■ **Stated exercise**
Every line that holds the string "JSON" is to be identified and copied.

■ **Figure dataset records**
────
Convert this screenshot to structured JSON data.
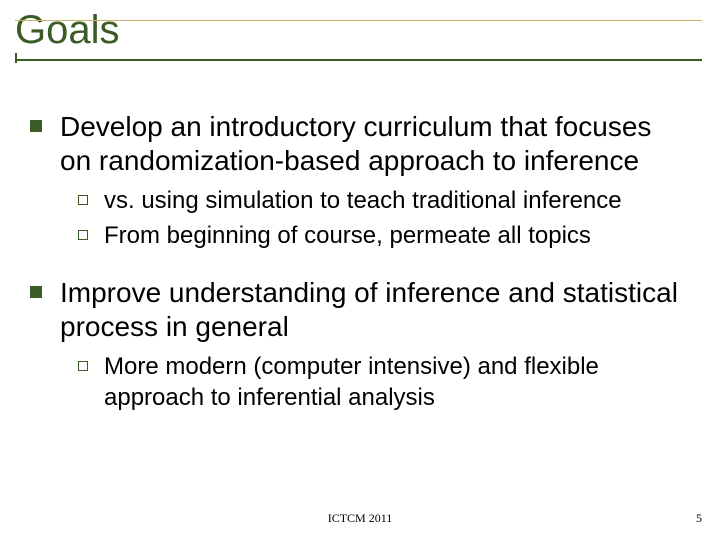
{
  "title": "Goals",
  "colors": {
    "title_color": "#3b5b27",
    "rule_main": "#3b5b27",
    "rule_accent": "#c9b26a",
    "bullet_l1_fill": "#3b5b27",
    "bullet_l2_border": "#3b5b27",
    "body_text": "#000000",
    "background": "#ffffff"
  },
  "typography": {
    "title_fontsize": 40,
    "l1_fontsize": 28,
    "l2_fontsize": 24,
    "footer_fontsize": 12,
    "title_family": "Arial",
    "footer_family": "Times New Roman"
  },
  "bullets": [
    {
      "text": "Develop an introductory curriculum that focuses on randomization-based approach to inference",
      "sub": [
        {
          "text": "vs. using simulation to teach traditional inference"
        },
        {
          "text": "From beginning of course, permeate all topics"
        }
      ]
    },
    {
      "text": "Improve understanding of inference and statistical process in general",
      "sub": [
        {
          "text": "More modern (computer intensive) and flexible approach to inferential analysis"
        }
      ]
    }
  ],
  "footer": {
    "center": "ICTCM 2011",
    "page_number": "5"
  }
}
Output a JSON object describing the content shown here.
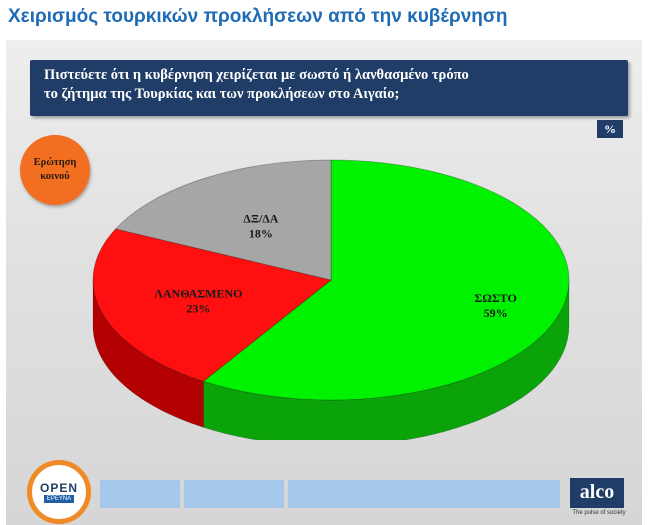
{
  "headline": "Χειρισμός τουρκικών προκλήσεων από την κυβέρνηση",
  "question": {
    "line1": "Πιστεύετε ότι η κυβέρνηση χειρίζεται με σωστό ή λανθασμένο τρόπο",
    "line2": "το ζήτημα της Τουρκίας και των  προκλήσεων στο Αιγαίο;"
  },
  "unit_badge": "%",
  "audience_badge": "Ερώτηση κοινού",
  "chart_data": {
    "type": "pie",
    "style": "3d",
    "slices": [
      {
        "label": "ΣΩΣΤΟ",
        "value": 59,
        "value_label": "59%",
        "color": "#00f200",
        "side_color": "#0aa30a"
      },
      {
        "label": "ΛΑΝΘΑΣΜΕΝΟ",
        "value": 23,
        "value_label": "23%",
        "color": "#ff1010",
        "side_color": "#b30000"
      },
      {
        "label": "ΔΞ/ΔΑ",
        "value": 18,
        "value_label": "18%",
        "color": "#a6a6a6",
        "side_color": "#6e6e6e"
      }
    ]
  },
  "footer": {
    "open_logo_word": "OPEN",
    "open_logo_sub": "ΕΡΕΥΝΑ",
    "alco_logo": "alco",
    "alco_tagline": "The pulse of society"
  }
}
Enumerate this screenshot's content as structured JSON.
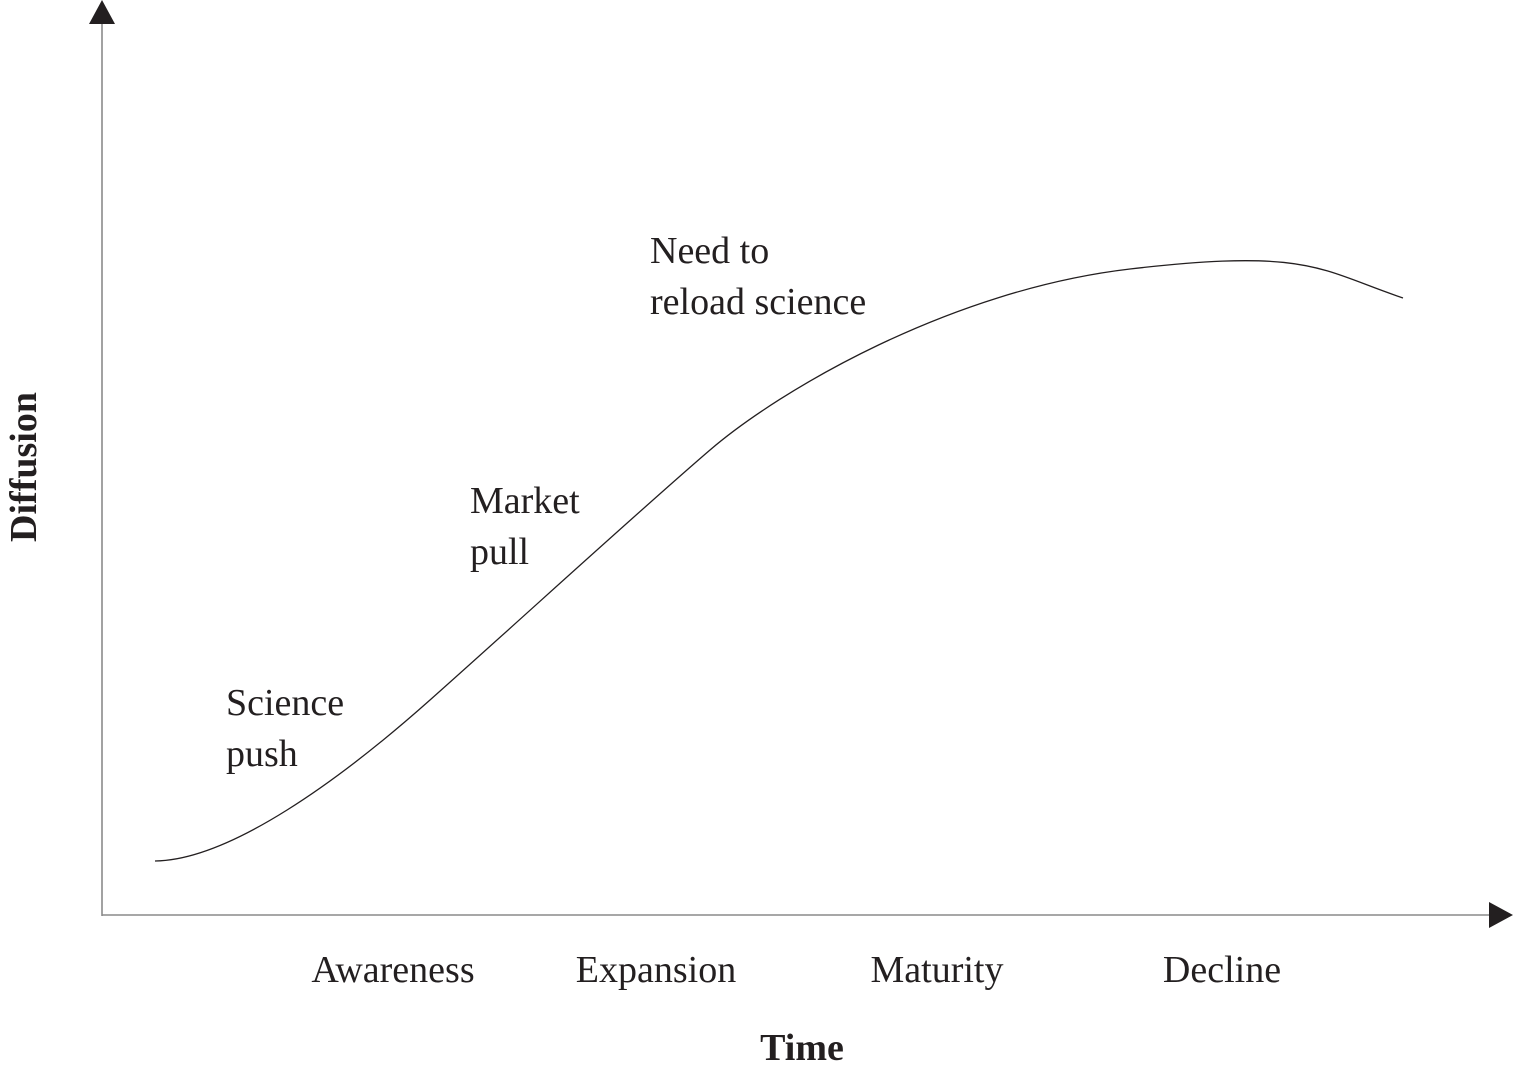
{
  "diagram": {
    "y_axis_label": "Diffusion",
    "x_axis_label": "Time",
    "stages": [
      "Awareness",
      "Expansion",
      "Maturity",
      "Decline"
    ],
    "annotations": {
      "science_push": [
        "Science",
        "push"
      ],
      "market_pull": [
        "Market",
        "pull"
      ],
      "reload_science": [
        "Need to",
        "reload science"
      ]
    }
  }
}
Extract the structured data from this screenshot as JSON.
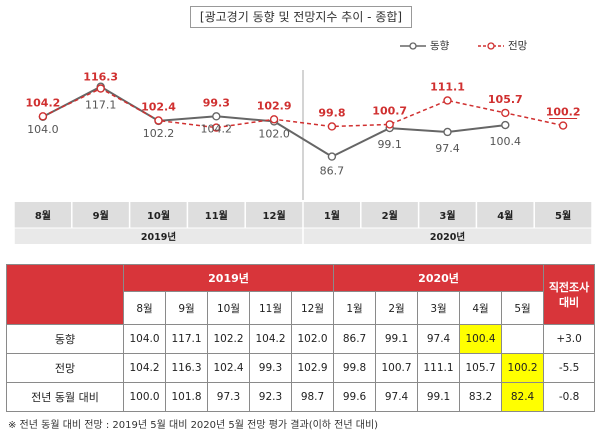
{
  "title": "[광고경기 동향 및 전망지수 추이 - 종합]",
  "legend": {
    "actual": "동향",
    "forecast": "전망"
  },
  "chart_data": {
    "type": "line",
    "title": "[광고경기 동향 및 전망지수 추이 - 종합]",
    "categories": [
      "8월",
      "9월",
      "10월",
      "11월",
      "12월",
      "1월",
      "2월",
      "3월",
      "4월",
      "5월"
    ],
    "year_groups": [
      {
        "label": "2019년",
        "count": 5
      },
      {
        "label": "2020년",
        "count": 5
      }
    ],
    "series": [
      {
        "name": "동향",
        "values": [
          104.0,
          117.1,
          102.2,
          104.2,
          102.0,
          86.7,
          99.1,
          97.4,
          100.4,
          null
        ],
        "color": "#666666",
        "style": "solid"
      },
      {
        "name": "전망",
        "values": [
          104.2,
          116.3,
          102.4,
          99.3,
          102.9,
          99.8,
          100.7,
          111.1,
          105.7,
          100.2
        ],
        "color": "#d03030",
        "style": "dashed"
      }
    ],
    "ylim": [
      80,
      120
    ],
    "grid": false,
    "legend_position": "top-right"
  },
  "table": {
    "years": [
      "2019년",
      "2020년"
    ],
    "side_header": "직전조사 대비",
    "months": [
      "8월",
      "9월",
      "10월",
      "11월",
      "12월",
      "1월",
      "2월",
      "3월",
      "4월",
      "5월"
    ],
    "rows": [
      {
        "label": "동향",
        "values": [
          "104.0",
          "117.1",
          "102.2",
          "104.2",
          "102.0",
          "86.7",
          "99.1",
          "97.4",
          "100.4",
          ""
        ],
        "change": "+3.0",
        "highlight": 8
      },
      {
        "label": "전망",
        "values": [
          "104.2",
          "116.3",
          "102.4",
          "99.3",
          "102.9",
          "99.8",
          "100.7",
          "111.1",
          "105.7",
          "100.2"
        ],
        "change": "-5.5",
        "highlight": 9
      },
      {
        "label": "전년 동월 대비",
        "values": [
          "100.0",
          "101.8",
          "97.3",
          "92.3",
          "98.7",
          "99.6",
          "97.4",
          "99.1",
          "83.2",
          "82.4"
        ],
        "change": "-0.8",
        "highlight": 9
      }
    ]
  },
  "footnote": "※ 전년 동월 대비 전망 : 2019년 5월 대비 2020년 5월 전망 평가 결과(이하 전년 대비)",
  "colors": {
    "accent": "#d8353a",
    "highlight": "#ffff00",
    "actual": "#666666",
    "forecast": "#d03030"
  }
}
────
■ **Answer for the task**
Convert this screenshot to structured JSON data.
Output a JSON object describing the content shown here.
Enumerate this screenshot's content as structured JSON.
Extract the structured data from this screenshot as JSON.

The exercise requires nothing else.